--- WRITTEN PROBLEM ---
Keep only the lines that hold the string "JSON", filtering out the rest of the entries below.

--- MATERIAL PROVIDED ---
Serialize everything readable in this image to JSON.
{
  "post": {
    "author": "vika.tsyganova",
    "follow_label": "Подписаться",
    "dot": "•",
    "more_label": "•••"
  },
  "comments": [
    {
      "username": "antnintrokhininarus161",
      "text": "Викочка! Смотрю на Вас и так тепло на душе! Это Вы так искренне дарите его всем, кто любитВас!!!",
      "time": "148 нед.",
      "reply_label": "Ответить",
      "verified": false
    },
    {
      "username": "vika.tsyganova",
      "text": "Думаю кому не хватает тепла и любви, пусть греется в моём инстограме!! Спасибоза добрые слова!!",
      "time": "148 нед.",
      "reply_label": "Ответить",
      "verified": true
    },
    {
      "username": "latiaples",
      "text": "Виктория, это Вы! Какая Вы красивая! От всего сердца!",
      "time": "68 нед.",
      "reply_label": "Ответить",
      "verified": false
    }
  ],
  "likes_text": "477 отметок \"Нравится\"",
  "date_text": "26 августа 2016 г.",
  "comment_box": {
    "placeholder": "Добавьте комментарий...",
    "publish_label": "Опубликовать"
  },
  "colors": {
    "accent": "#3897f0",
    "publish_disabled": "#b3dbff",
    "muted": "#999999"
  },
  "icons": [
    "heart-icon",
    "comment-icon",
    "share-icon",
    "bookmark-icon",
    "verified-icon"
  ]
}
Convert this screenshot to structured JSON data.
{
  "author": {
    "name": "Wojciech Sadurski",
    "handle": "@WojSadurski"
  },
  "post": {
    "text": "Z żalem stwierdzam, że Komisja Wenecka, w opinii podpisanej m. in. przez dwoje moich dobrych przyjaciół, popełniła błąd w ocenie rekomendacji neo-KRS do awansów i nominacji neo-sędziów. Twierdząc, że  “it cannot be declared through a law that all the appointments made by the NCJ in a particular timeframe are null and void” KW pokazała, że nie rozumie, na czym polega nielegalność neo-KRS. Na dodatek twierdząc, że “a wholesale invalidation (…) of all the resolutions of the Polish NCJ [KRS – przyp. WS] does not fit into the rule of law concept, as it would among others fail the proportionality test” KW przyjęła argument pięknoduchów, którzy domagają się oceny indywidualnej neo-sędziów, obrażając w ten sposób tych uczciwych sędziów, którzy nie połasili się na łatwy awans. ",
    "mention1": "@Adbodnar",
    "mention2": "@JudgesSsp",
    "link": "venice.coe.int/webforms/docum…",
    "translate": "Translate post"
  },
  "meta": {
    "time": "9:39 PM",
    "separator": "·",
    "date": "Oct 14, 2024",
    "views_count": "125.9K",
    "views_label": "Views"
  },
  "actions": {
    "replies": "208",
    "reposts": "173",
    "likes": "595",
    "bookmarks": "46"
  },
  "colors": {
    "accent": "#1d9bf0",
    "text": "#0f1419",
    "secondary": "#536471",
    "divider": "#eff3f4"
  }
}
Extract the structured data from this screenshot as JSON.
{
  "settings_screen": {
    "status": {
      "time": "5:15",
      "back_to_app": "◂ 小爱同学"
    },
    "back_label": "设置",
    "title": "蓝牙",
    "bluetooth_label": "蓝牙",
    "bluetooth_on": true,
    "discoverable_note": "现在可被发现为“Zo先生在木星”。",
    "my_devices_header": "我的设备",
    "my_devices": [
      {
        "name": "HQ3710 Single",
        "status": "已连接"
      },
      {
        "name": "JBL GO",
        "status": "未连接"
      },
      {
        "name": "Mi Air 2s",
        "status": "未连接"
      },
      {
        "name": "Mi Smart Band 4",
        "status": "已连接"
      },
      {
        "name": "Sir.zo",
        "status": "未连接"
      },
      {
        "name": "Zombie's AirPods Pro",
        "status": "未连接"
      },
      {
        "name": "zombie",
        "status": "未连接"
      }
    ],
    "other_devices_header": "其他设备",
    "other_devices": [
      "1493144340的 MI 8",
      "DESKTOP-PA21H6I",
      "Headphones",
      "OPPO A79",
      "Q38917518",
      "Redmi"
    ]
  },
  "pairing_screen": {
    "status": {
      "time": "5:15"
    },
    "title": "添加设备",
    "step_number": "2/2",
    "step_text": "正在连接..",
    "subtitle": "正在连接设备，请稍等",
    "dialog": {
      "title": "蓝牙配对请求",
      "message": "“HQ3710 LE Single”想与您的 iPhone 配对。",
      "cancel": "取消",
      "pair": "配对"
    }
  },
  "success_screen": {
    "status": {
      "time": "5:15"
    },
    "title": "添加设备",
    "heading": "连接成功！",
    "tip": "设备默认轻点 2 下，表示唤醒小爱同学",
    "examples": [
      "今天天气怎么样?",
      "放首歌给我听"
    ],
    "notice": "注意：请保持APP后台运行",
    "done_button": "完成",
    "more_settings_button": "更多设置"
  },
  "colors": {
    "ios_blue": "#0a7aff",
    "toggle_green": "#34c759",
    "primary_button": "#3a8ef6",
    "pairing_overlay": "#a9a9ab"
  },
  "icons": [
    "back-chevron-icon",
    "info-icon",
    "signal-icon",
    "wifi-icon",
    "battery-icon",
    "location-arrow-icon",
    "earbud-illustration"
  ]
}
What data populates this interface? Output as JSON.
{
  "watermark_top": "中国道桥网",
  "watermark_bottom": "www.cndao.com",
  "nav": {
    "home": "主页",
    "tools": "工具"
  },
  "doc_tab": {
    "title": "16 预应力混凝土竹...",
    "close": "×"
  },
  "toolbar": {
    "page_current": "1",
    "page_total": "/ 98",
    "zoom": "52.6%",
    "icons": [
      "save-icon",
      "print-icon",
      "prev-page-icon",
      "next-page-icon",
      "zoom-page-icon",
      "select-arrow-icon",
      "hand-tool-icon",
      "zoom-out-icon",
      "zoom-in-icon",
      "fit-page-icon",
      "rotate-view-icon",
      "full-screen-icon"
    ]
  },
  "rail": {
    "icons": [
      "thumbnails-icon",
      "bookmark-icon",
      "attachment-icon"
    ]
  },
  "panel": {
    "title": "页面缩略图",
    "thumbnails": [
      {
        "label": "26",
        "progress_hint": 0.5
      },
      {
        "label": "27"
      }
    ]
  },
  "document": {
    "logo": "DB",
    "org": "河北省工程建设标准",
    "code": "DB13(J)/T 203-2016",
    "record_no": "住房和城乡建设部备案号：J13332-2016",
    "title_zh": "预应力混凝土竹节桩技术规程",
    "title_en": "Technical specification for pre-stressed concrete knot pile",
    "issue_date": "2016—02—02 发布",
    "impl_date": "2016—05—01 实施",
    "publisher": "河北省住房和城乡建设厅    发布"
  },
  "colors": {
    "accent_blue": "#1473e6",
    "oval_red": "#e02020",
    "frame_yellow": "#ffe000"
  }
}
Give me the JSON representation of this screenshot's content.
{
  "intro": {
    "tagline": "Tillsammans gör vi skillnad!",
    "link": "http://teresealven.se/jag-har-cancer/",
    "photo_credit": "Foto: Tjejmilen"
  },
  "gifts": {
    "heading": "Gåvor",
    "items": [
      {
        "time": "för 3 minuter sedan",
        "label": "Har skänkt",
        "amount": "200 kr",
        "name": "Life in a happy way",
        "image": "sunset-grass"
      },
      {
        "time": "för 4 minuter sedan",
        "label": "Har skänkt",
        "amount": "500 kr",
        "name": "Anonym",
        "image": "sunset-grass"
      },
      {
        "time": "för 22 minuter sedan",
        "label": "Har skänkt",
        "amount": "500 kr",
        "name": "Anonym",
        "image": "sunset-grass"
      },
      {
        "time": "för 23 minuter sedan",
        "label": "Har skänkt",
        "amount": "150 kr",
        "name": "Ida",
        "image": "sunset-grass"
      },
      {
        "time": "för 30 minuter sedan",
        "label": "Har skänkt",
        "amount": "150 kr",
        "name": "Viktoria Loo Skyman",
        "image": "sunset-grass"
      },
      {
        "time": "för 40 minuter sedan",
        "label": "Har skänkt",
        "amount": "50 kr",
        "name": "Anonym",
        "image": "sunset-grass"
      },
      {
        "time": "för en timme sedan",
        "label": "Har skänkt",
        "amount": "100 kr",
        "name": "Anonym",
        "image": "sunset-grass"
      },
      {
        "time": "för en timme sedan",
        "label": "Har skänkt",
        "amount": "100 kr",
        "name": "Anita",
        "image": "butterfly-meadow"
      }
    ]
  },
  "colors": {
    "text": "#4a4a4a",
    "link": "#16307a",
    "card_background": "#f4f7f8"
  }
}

--- EXERCISE SOLUTION ---
Serialize everything readable in this image to JSON.
Convert this screenshot to structured JSON data.
Extract the structured data from this screenshot as JSON.
What data populates this interface? Output as JSON.
Give me the JSON representation of this screenshot's content.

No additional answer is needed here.